* _PROBLEM REQUIREMENTS_: Output the material below unchanged, apart from leaving out the pictures.

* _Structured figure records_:
[start]
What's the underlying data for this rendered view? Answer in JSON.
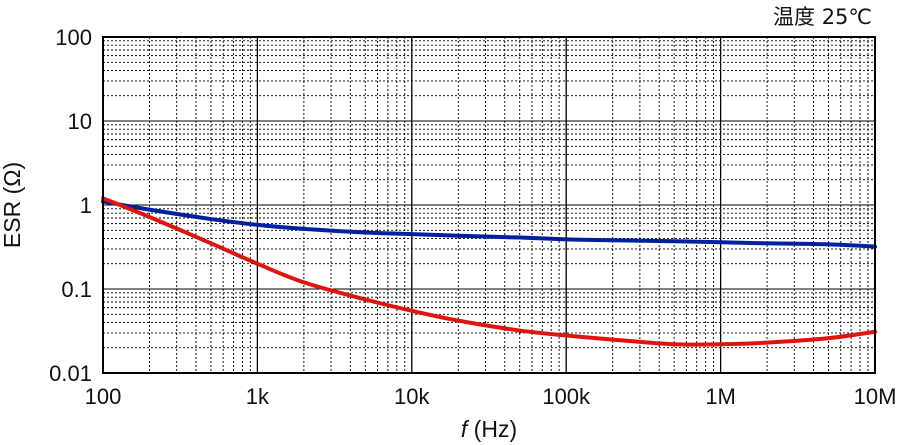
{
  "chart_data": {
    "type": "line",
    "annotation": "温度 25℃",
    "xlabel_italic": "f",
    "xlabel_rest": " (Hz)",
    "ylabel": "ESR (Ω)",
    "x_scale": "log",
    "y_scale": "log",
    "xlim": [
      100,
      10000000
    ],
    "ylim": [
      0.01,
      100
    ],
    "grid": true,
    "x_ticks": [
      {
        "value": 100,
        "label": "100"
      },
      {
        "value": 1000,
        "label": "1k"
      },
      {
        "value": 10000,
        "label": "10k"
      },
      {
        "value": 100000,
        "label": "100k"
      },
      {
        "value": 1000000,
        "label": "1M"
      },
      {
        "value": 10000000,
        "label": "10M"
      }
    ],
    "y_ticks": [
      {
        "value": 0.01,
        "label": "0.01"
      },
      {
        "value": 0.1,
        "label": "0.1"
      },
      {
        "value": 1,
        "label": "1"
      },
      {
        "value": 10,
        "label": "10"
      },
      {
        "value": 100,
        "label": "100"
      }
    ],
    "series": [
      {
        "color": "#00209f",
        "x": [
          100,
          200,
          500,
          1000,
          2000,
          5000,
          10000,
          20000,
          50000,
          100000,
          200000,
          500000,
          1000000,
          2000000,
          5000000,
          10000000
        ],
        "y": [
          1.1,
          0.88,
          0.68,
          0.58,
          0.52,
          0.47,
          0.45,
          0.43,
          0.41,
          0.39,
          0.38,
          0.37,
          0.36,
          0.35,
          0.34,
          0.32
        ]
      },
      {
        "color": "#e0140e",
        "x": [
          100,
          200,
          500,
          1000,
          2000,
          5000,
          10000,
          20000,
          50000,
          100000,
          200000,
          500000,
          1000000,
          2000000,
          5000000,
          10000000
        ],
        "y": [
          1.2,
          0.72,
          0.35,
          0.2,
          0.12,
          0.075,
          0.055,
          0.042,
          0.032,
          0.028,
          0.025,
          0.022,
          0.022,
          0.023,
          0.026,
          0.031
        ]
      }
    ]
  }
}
[end]
* _SOLUTION TO THE EXERCISE_:
What's the underlying data for this rendered view? Answer in JSON.
{
  "chart_data": {
    "type": "line",
    "annotation": "温度 25℃",
    "xlabel_italic": "f",
    "xlabel_rest": " (Hz)",
    "ylabel": "ESR (Ω)",
    "x_scale": "log",
    "y_scale": "log",
    "xlim": [
      100,
      10000000
    ],
    "ylim": [
      0.01,
      100
    ],
    "grid": true,
    "x_ticks": [
      {
        "value": 100,
        "label": "100"
      },
      {
        "value": 1000,
        "label": "1k"
      },
      {
        "value": 10000,
        "label": "10k"
      },
      {
        "value": 100000,
        "label": "100k"
      },
      {
        "value": 1000000,
        "label": "1M"
      },
      {
        "value": 10000000,
        "label": "10M"
      }
    ],
    "y_ticks": [
      {
        "value": 0.01,
        "label": "0.01"
      },
      {
        "value": 0.1,
        "label": "0.1"
      },
      {
        "value": 1,
        "label": "1"
      },
      {
        "value": 10,
        "label": "10"
      },
      {
        "value": 100,
        "label": "100"
      }
    ],
    "series": [
      {
        "color": "#00209f",
        "x": [
          100,
          200,
          500,
          1000,
          2000,
          5000,
          10000,
          20000,
          50000,
          100000,
          200000,
          500000,
          1000000,
          2000000,
          5000000,
          10000000
        ],
        "y": [
          1.1,
          0.88,
          0.68,
          0.58,
          0.52,
          0.47,
          0.45,
          0.43,
          0.41,
          0.39,
          0.38,
          0.37,
          0.36,
          0.35,
          0.34,
          0.32
        ]
      },
      {
        "color": "#e0140e",
        "x": [
          100,
          200,
          500,
          1000,
          2000,
          5000,
          10000,
          20000,
          50000,
          100000,
          200000,
          500000,
          1000000,
          2000000,
          5000000,
          10000000
        ],
        "y": [
          1.2,
          0.72,
          0.35,
          0.2,
          0.12,
          0.075,
          0.055,
          0.042,
          0.032,
          0.028,
          0.025,
          0.022,
          0.022,
          0.023,
          0.026,
          0.031
        ]
      }
    ]
  }
}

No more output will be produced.